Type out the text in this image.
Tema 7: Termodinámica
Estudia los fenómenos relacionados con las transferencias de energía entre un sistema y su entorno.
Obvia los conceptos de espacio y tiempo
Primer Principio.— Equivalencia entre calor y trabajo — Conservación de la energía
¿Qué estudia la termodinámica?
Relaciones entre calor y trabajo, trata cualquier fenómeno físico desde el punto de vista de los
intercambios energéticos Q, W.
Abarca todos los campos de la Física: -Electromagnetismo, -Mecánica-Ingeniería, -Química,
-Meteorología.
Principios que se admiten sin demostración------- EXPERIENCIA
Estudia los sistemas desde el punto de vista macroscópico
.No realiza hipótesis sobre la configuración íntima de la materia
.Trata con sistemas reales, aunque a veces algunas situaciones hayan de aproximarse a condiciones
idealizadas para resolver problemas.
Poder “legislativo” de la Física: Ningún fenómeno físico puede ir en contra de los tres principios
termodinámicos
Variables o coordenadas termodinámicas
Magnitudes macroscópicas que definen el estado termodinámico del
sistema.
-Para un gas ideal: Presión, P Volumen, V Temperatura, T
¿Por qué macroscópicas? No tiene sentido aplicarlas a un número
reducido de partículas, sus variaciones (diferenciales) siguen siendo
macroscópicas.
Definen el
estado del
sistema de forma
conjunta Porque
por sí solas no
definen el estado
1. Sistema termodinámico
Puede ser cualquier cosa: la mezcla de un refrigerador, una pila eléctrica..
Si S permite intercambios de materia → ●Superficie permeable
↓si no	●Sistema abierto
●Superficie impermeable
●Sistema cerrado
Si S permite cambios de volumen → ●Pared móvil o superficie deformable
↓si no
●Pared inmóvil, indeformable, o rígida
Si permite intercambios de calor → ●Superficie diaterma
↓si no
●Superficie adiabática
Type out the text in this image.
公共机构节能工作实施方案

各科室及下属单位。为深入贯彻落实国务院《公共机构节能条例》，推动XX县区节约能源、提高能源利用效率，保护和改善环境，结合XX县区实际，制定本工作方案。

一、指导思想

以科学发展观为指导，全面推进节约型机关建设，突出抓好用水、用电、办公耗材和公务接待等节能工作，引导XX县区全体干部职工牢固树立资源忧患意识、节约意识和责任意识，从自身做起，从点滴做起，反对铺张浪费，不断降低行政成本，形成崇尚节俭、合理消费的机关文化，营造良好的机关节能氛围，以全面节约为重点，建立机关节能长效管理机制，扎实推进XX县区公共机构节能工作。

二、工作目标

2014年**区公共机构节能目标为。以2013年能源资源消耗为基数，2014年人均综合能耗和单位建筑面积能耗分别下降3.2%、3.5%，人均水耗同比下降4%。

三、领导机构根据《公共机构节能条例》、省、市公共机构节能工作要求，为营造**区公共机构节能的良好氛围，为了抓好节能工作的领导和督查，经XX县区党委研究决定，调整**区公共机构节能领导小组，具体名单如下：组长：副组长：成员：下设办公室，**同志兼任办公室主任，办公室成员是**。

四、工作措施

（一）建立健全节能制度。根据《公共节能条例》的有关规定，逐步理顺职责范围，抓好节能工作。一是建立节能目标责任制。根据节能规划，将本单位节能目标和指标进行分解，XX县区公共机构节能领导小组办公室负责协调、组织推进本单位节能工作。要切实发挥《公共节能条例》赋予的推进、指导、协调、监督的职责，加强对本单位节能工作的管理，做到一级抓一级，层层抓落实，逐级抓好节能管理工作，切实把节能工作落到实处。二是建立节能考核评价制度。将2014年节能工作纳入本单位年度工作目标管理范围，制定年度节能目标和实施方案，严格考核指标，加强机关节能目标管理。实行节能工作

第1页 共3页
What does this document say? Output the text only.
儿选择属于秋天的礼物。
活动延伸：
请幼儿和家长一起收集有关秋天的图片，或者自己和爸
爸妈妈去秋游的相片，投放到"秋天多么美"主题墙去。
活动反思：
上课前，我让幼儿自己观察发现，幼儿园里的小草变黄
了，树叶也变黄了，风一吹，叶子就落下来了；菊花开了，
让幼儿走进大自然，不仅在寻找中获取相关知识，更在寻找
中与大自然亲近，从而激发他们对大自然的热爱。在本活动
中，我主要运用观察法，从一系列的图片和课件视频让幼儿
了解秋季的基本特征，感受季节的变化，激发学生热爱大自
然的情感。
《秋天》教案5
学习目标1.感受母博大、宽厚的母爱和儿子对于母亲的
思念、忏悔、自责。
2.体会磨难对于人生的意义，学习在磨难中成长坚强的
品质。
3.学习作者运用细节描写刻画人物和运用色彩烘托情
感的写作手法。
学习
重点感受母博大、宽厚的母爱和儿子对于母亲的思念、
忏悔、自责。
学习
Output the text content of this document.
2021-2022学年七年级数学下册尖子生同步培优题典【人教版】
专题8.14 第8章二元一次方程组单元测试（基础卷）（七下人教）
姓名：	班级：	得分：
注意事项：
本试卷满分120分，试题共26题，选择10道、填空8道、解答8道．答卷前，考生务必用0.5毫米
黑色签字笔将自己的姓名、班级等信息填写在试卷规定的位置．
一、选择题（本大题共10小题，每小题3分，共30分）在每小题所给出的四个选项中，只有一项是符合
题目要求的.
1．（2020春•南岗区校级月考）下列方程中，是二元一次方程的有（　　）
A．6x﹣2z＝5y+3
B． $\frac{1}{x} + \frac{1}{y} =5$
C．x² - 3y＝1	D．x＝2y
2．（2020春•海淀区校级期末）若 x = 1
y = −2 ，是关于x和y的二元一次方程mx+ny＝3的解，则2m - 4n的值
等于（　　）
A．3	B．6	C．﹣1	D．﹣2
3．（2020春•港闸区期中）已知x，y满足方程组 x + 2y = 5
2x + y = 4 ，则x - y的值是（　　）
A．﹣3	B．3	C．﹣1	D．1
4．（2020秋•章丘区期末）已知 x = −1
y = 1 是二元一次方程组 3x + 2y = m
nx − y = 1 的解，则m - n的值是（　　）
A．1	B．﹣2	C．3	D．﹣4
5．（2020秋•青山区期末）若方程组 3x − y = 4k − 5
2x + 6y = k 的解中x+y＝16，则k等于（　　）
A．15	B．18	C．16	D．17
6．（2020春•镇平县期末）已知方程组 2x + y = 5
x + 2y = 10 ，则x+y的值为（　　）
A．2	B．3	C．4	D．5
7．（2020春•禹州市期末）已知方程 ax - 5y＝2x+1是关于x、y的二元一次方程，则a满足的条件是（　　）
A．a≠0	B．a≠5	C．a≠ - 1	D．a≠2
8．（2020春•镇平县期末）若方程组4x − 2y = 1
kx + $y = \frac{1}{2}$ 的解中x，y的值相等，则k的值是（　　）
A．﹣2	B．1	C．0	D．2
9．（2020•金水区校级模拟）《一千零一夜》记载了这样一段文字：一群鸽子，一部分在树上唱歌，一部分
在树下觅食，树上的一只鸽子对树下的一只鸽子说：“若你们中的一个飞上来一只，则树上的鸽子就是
^^^^
§ EXERCISE DESCRIPTION
Pull out every line of the entries that includes the word "this".

§ COMPLETE ANSWER
Type out the text in this image.
Type out the text in this image.
What does this document say? Output the text only.
Output the text content of this document.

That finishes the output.